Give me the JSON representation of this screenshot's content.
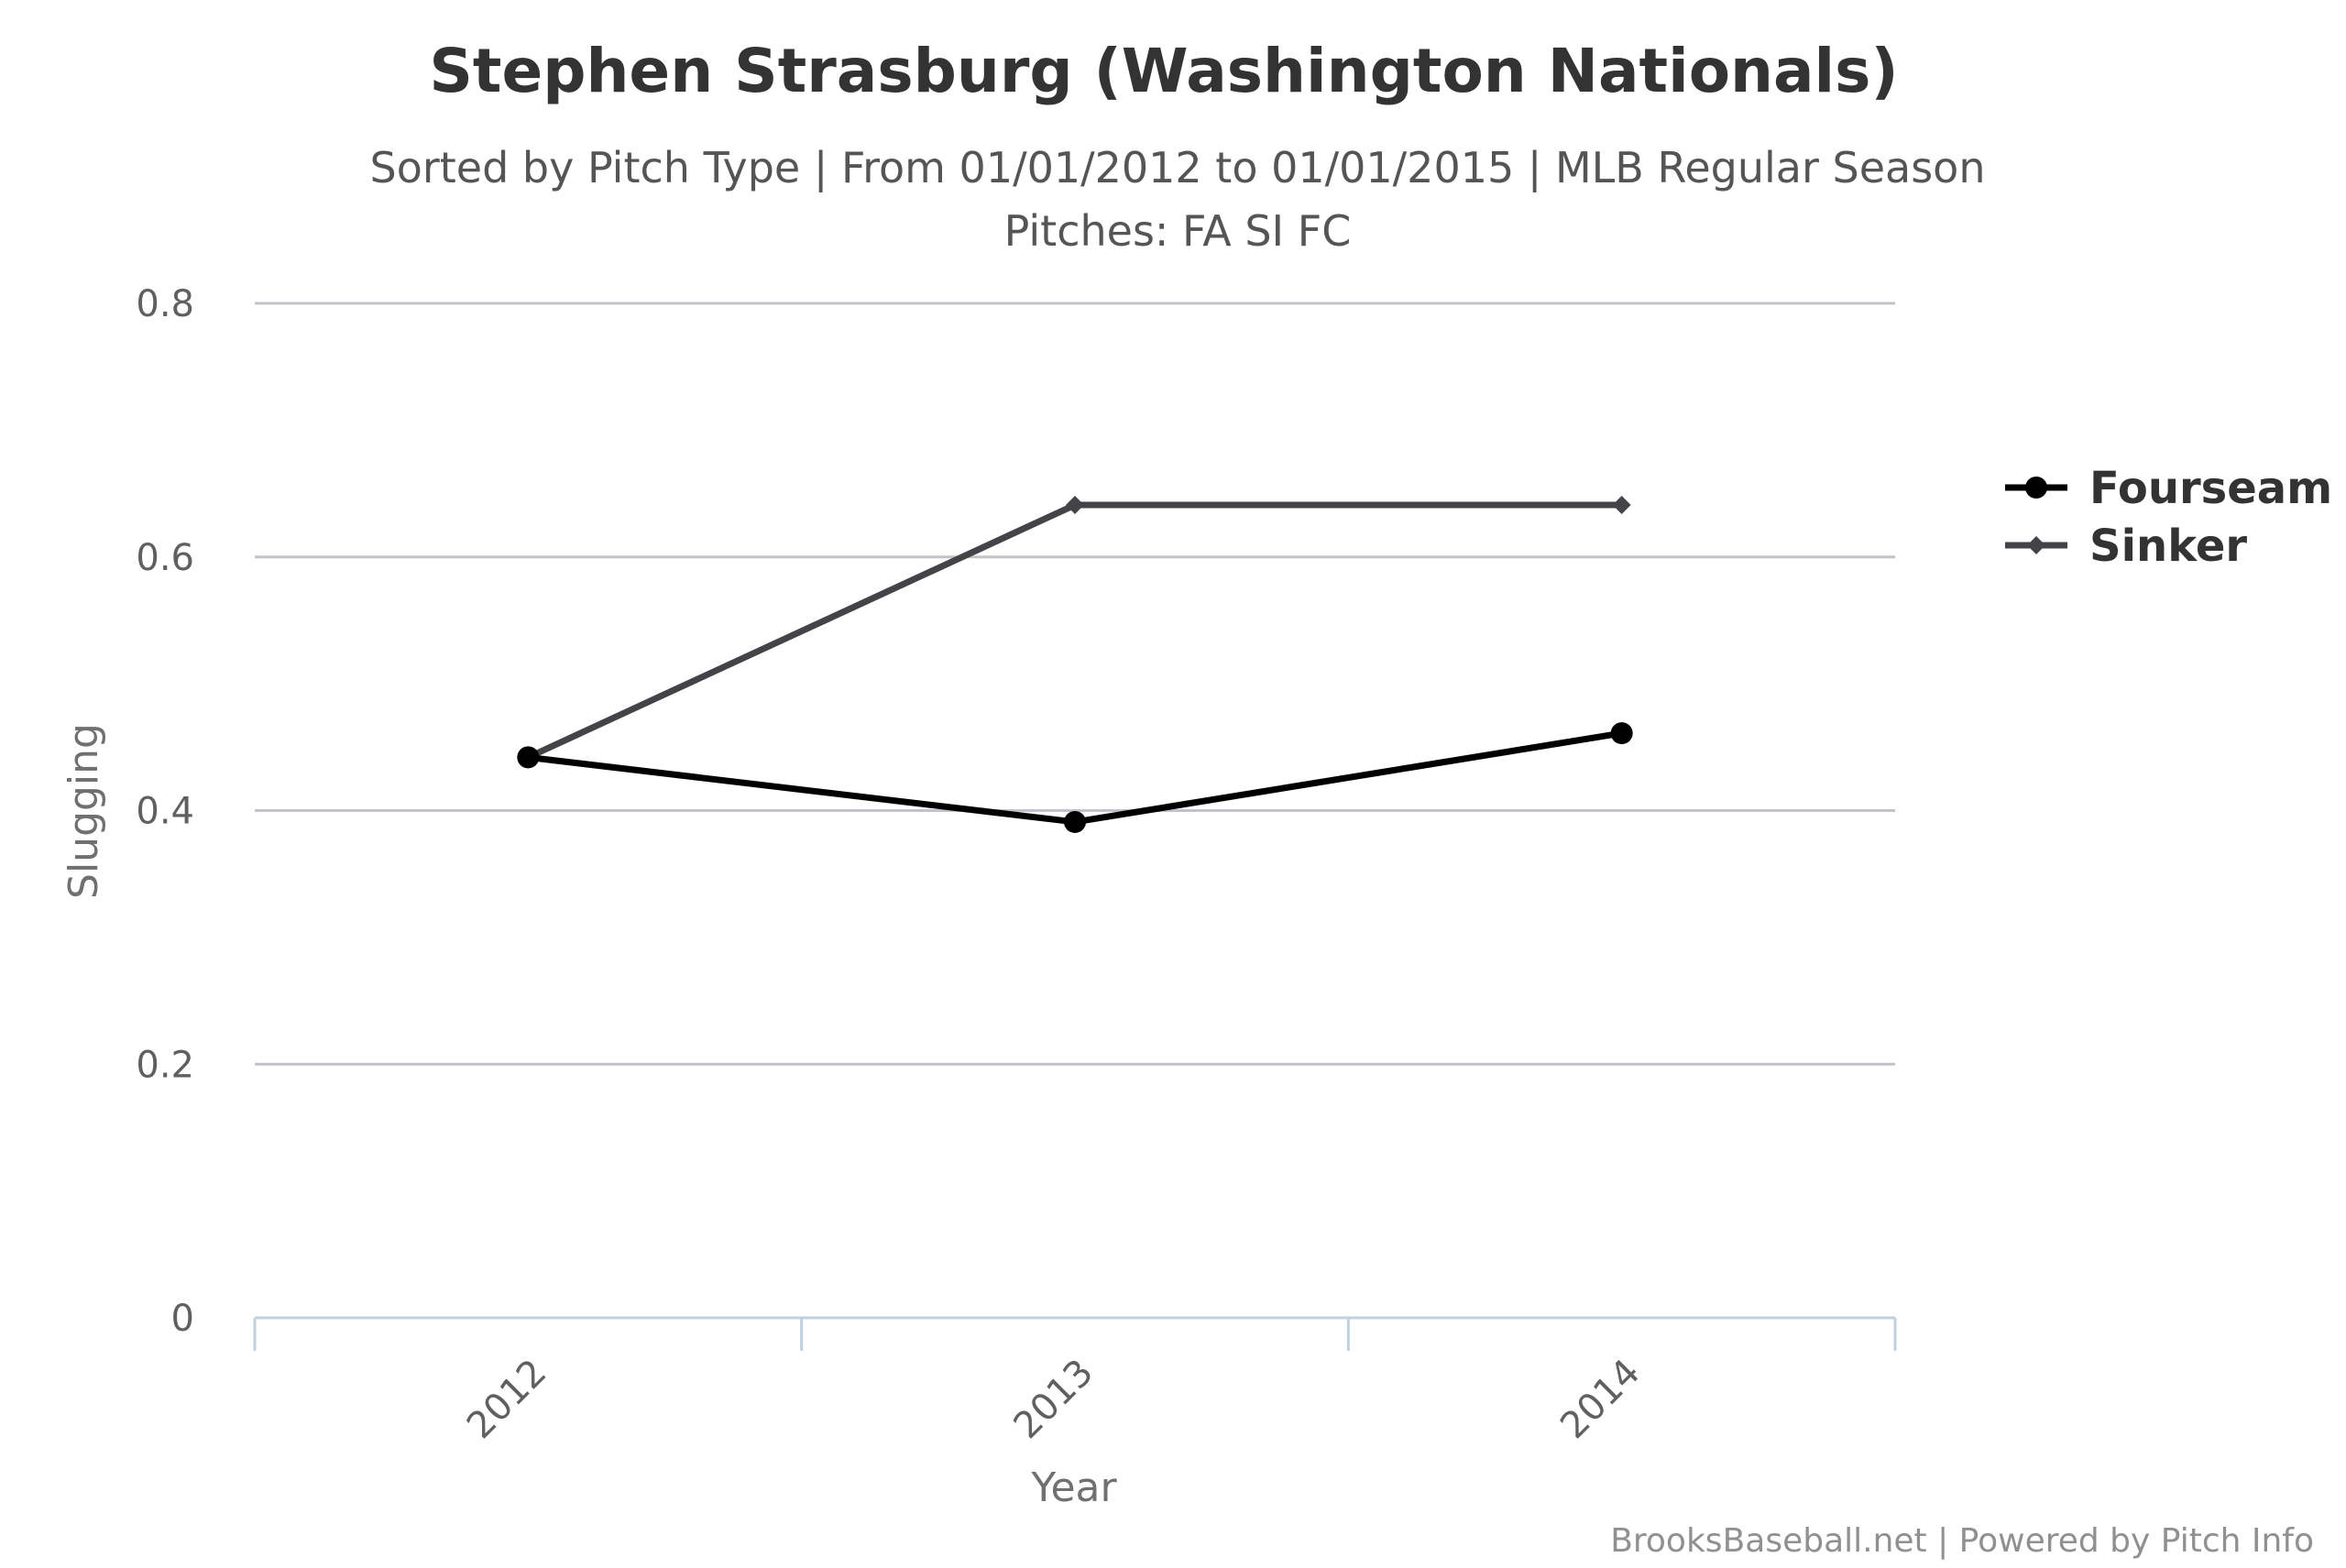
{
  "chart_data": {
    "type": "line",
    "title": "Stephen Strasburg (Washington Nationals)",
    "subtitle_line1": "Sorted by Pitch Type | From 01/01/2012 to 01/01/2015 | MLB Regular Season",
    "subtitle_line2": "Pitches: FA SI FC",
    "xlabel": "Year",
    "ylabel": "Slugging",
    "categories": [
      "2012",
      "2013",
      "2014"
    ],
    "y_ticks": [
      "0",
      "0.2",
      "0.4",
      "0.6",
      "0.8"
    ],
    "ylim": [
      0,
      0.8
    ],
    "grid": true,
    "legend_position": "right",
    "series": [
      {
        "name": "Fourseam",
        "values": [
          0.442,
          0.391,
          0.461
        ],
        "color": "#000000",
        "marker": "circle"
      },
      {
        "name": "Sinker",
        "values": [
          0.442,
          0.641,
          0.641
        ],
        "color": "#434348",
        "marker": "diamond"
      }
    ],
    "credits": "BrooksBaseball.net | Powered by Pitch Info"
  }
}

■ ■ ■

◆ **PROBLEM DESCRIPTION**: Reproduce all of the data exactly, omitting each picture it holds.

◆ **REPLY**:
Give me the JSON representation of this screenshot's content.
{
  "chart_data": {
    "type": "line",
    "title": "Stephen Strasburg (Washington Nationals)",
    "subtitle_line1": "Sorted by Pitch Type | From 01/01/2012 to 01/01/2015 | MLB Regular Season",
    "subtitle_line2": "Pitches: FA SI FC",
    "xlabel": "Year",
    "ylabel": "Slugging",
    "categories": [
      "2012",
      "2013",
      "2014"
    ],
    "y_ticks": [
      "0",
      "0.2",
      "0.4",
      "0.6",
      "0.8"
    ],
    "ylim": [
      0,
      0.8
    ],
    "grid": true,
    "legend_position": "right",
    "series": [
      {
        "name": "Fourseam",
        "values": [
          0.442,
          0.391,
          0.461
        ],
        "color": "#000000",
        "marker": "circle"
      },
      {
        "name": "Sinker",
        "values": [
          0.442,
          0.641,
          0.641
        ],
        "color": "#434348",
        "marker": "diamond"
      }
    ],
    "credits": "BrooksBaseball.net | Powered by Pitch Info"
  }
}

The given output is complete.